Your instructions: Using the data beneath, show every line that includes the word "this".

─── Entries ───

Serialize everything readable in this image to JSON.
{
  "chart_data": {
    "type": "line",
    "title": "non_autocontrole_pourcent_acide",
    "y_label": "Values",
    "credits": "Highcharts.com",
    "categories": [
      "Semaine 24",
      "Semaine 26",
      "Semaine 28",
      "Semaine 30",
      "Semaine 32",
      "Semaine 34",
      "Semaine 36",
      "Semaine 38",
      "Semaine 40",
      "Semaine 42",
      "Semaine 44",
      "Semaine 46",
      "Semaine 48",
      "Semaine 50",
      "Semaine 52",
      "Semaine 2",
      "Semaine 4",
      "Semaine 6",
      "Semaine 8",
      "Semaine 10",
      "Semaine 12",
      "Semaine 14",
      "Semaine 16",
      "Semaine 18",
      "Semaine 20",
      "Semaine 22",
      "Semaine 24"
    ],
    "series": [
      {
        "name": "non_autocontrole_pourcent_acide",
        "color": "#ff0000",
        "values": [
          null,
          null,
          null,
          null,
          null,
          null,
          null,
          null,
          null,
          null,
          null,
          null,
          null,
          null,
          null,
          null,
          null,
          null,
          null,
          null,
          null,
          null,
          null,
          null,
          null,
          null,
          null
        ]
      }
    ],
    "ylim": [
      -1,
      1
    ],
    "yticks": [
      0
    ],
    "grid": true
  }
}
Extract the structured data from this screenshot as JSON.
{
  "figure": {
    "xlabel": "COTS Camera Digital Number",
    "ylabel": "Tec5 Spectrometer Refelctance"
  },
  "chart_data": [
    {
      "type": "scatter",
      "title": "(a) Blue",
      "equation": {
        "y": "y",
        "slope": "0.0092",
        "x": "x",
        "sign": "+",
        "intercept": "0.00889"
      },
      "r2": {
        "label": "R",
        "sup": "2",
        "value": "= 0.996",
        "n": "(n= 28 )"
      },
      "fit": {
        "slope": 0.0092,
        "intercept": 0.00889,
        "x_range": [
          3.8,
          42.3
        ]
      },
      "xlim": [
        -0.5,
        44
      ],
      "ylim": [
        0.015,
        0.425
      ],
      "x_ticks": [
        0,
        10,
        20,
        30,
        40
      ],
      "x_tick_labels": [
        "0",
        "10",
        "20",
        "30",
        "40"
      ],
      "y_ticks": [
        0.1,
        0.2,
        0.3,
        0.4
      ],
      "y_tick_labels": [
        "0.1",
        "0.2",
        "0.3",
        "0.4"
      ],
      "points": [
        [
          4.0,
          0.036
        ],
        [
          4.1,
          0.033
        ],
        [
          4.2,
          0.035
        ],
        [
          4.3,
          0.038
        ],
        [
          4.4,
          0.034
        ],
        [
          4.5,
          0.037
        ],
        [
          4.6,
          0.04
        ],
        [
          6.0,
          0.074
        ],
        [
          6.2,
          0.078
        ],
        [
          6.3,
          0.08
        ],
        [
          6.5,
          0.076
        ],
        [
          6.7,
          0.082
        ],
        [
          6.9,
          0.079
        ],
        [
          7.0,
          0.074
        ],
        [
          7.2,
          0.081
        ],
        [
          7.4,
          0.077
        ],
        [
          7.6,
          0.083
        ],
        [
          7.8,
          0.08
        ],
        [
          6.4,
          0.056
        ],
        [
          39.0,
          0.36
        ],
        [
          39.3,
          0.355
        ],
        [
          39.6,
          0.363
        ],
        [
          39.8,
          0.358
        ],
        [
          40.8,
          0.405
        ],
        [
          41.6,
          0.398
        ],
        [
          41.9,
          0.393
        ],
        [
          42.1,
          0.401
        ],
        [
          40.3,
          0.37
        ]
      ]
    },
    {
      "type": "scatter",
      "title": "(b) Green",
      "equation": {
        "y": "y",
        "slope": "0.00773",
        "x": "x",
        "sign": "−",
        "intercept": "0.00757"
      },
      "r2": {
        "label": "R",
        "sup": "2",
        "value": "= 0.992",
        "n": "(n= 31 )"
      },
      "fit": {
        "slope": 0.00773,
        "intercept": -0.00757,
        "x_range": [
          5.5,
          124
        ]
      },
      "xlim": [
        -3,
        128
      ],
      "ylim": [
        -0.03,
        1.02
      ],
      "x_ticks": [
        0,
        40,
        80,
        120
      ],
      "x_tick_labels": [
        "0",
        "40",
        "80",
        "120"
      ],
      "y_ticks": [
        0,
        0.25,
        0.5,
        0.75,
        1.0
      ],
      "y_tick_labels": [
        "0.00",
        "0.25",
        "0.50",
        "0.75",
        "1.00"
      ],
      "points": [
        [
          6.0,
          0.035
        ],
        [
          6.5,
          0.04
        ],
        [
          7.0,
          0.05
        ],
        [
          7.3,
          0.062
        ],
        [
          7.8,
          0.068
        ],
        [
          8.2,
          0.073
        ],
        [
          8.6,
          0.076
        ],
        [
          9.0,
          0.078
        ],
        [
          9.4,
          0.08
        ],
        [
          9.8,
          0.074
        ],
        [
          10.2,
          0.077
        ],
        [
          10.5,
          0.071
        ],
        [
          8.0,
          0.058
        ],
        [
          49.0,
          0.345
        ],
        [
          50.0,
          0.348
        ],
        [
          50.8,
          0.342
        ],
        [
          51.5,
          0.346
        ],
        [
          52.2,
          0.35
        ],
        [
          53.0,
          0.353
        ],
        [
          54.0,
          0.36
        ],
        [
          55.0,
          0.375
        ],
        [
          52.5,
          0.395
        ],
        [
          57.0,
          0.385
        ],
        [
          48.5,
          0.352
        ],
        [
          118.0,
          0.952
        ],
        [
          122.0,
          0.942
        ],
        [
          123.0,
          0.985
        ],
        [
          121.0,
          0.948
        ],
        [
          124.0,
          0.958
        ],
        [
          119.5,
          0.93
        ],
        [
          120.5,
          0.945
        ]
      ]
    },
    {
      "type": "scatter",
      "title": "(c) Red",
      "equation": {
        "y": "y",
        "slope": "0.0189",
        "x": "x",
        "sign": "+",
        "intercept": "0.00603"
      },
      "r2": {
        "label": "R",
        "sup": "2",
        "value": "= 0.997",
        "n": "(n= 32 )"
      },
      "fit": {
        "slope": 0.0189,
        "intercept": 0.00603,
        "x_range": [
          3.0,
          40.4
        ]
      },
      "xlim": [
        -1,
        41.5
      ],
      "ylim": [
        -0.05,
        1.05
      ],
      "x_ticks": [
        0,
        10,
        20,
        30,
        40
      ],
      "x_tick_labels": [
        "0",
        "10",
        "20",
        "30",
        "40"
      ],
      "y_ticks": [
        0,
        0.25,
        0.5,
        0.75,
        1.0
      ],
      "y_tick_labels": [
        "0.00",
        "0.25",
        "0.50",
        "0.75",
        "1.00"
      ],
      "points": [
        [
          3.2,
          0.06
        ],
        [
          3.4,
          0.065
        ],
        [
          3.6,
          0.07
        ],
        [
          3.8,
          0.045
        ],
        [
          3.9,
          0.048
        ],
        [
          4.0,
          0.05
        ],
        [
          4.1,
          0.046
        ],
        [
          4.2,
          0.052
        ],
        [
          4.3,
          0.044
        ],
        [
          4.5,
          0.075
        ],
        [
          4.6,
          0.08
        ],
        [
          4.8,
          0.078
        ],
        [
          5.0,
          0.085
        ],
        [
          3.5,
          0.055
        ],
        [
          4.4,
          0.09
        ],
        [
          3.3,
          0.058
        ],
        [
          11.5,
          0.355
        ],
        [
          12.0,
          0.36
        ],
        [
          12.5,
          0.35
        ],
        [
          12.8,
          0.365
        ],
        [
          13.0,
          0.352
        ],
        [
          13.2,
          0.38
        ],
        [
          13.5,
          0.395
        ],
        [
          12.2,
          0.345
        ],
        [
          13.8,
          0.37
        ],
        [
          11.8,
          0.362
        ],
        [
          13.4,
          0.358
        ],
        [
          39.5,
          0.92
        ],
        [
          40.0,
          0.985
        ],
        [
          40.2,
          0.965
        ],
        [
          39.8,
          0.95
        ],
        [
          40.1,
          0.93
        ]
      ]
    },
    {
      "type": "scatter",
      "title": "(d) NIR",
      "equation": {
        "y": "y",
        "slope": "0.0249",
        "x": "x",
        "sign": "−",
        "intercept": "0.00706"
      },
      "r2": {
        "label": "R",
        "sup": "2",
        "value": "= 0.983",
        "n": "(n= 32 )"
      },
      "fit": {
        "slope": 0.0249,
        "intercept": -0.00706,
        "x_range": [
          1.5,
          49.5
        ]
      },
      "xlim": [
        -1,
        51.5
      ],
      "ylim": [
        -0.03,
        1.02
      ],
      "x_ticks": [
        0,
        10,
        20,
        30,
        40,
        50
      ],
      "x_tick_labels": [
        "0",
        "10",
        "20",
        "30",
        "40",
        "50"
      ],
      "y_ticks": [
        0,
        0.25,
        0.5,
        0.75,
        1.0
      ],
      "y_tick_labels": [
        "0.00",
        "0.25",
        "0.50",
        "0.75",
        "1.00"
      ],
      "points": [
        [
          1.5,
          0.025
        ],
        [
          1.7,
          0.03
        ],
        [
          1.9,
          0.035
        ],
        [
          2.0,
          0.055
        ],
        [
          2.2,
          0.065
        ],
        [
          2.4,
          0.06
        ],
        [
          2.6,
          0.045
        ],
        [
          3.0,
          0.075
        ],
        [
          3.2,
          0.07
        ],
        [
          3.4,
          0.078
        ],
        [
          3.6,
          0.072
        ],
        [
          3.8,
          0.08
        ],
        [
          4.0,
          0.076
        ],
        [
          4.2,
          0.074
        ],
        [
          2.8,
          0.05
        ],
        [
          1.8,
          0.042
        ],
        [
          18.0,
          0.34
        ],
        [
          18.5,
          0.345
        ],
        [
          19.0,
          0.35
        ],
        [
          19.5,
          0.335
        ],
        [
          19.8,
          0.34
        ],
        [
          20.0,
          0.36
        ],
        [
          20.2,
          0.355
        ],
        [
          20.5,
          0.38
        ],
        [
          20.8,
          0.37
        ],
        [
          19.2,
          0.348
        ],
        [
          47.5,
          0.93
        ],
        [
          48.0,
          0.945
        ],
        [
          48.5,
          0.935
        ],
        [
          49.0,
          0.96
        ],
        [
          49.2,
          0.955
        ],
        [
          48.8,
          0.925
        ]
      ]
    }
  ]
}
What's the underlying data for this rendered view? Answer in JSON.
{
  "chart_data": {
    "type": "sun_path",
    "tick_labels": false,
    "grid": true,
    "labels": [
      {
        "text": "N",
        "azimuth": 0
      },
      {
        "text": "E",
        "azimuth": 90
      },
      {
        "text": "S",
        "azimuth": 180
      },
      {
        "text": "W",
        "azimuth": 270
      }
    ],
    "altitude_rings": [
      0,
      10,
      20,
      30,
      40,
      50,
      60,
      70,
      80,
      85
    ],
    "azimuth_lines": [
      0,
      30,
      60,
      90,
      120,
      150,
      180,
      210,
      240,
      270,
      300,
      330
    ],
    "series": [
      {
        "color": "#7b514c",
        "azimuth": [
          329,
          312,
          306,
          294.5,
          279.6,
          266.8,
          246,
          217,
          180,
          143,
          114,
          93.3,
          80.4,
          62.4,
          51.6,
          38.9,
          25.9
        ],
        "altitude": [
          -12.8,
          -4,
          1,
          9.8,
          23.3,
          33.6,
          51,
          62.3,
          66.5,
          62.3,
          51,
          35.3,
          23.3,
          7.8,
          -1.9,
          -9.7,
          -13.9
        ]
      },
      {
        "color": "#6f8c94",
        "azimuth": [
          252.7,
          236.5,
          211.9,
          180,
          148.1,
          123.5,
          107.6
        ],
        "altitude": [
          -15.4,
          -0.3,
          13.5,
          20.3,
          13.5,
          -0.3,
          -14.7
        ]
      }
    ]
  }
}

───

Written response:
Serialize everything readable in this image to JSON.
Extract the structured data from this screenshot as JSON.
What's the underlying data for this rendered view? Answer in JSON.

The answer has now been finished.